# Goal
Keep every line where the word "will" appears; drop the rest.
[Start of Dataset entries]
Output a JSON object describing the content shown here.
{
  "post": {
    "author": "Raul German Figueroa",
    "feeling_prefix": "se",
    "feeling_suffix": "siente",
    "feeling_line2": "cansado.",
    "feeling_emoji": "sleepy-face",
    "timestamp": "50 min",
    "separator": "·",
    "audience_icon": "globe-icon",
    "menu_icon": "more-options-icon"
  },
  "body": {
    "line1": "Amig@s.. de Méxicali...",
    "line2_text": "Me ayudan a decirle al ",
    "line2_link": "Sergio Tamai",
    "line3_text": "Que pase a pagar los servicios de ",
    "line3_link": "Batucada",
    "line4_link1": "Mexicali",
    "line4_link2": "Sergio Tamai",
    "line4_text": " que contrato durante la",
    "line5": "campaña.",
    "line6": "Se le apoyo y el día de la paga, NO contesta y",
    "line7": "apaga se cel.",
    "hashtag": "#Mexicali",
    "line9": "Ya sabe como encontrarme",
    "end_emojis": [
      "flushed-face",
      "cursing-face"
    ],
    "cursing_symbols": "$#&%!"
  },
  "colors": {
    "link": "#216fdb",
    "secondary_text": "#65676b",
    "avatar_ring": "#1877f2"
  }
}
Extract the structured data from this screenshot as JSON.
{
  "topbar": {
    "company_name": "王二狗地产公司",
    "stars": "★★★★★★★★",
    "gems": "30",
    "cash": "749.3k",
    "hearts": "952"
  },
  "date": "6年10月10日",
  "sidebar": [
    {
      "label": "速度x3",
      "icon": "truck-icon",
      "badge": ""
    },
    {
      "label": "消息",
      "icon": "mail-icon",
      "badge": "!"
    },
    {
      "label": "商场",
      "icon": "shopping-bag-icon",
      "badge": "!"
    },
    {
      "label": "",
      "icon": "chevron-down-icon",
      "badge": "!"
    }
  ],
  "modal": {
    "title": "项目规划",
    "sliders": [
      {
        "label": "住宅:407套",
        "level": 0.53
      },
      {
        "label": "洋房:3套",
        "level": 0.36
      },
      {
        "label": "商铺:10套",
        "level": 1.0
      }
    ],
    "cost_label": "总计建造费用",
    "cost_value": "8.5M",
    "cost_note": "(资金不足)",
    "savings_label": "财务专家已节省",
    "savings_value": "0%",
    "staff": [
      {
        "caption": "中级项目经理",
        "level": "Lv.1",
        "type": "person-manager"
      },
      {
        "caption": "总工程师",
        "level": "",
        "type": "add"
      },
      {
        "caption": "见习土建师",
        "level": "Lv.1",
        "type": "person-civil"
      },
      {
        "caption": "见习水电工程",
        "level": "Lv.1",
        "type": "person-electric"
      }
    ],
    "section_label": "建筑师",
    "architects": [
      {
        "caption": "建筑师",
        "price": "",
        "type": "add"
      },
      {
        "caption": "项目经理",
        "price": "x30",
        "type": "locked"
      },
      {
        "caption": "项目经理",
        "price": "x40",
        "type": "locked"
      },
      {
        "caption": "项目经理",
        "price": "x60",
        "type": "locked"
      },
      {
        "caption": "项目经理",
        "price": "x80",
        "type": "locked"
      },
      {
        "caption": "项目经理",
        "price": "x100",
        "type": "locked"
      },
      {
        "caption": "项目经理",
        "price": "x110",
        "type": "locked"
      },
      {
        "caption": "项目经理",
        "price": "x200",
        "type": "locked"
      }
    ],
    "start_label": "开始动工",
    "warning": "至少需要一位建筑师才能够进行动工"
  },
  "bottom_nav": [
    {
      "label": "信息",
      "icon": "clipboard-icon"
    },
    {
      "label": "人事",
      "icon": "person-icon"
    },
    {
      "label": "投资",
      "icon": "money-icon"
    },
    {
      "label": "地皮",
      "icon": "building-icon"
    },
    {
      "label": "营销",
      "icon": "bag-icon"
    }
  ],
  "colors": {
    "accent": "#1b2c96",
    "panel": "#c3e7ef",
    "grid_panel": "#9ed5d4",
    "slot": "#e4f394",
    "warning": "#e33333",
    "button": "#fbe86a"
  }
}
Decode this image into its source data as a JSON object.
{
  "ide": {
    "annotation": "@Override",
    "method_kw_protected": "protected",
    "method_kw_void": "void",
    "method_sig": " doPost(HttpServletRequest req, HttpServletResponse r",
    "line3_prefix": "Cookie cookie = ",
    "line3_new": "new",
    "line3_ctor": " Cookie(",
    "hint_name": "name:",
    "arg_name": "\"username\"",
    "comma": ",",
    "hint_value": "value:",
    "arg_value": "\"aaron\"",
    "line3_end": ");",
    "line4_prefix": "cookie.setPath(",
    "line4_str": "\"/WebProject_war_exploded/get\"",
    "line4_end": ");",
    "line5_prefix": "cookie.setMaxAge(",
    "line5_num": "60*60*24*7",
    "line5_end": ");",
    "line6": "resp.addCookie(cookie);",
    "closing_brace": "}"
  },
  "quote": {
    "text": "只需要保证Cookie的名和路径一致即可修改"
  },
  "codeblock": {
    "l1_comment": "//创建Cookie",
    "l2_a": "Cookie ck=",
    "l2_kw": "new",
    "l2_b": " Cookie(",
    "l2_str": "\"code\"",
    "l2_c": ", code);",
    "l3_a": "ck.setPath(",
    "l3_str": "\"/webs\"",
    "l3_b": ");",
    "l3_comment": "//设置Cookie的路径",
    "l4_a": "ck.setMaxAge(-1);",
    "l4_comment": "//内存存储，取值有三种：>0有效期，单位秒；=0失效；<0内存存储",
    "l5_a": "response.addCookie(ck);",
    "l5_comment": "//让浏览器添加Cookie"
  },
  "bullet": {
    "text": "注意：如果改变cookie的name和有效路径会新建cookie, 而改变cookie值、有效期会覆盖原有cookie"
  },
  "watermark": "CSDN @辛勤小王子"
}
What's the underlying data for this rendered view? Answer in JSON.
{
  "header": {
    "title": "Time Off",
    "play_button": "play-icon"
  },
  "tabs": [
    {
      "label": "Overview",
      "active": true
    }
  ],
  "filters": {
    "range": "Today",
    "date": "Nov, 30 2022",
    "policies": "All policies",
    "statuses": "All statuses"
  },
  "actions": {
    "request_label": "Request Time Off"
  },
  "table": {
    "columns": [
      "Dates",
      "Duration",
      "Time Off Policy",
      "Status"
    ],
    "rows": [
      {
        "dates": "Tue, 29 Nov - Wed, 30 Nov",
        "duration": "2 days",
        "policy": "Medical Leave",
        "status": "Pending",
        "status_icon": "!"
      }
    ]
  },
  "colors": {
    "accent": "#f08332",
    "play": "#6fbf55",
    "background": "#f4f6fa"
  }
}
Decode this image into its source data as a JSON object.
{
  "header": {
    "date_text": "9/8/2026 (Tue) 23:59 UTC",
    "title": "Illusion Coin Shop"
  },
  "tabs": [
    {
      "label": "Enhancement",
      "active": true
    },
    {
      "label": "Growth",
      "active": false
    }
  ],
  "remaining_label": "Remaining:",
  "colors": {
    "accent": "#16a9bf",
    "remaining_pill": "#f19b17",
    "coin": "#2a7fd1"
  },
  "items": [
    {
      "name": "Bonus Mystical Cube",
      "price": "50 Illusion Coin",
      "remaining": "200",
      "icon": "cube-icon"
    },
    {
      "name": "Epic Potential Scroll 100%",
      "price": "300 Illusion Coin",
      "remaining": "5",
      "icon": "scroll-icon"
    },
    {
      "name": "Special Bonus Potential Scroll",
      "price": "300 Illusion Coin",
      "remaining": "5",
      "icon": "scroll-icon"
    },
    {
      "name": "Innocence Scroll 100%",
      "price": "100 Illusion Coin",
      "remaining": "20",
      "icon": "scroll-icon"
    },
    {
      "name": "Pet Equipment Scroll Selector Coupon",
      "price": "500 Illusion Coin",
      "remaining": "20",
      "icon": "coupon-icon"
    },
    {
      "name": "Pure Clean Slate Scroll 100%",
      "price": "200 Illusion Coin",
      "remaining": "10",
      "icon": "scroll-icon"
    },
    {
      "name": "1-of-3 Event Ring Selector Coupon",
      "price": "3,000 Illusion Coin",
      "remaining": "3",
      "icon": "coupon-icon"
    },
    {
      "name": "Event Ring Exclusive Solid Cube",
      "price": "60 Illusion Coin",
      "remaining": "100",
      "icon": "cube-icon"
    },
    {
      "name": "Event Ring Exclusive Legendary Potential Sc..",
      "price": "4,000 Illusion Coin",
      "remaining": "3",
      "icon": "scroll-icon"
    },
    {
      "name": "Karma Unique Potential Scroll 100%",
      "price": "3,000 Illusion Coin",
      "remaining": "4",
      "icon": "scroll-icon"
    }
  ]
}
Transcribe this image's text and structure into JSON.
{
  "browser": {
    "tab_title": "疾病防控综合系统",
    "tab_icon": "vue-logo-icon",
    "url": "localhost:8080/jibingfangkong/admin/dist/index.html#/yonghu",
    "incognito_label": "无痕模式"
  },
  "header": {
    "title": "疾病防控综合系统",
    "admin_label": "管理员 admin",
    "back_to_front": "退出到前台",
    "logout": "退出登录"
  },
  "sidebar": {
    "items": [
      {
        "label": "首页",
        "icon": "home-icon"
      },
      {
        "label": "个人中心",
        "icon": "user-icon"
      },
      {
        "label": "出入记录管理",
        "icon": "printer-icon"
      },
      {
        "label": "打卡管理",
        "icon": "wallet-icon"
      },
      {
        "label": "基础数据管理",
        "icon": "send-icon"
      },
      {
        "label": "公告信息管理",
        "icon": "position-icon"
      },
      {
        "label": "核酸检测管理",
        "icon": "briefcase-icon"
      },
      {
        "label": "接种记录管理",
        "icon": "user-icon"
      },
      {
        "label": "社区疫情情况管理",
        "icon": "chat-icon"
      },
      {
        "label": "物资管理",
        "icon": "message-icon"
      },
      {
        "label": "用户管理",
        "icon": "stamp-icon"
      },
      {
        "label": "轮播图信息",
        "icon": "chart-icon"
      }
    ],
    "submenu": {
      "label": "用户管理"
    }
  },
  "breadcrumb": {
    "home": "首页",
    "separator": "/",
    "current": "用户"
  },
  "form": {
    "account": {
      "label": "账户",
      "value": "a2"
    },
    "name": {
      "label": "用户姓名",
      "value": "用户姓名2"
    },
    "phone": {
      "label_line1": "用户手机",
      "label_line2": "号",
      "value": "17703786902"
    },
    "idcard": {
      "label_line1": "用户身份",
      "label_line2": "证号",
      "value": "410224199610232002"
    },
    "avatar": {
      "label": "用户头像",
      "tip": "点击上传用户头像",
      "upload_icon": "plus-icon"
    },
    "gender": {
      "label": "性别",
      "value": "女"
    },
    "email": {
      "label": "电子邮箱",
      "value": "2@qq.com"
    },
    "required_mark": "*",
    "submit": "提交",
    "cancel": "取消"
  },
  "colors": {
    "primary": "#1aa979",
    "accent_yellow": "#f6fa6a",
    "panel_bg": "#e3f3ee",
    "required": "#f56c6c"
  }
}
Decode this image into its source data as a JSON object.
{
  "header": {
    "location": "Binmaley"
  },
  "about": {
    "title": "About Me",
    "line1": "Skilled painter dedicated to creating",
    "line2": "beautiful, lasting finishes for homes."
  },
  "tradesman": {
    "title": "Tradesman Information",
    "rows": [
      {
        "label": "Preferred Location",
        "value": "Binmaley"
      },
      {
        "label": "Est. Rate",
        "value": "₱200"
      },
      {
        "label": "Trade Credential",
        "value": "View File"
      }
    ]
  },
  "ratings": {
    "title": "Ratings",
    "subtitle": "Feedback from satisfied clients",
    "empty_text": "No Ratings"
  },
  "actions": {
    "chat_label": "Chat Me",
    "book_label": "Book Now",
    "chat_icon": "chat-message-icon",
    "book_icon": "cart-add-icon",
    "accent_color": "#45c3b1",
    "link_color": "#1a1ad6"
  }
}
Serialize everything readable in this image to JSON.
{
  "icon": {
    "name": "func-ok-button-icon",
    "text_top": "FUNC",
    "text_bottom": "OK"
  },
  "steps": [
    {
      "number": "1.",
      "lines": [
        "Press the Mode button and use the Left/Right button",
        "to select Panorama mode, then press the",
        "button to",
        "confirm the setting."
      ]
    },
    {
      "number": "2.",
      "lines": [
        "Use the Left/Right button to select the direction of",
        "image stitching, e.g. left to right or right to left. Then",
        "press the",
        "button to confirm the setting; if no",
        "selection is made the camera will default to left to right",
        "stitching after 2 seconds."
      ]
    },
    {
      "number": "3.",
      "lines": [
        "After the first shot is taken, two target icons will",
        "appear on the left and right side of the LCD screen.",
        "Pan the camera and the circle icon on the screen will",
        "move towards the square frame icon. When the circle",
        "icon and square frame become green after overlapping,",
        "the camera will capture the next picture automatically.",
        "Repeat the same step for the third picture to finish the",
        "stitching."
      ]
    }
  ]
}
[End of Dataset entries]
# Answer to the problem
        "selection is made the camera will default to left to right",
        "After the first shot is taken, two target icons will",
        "Pan the camera and the circle icon on the screen will",
        "the camera will capture the next picture automatically.",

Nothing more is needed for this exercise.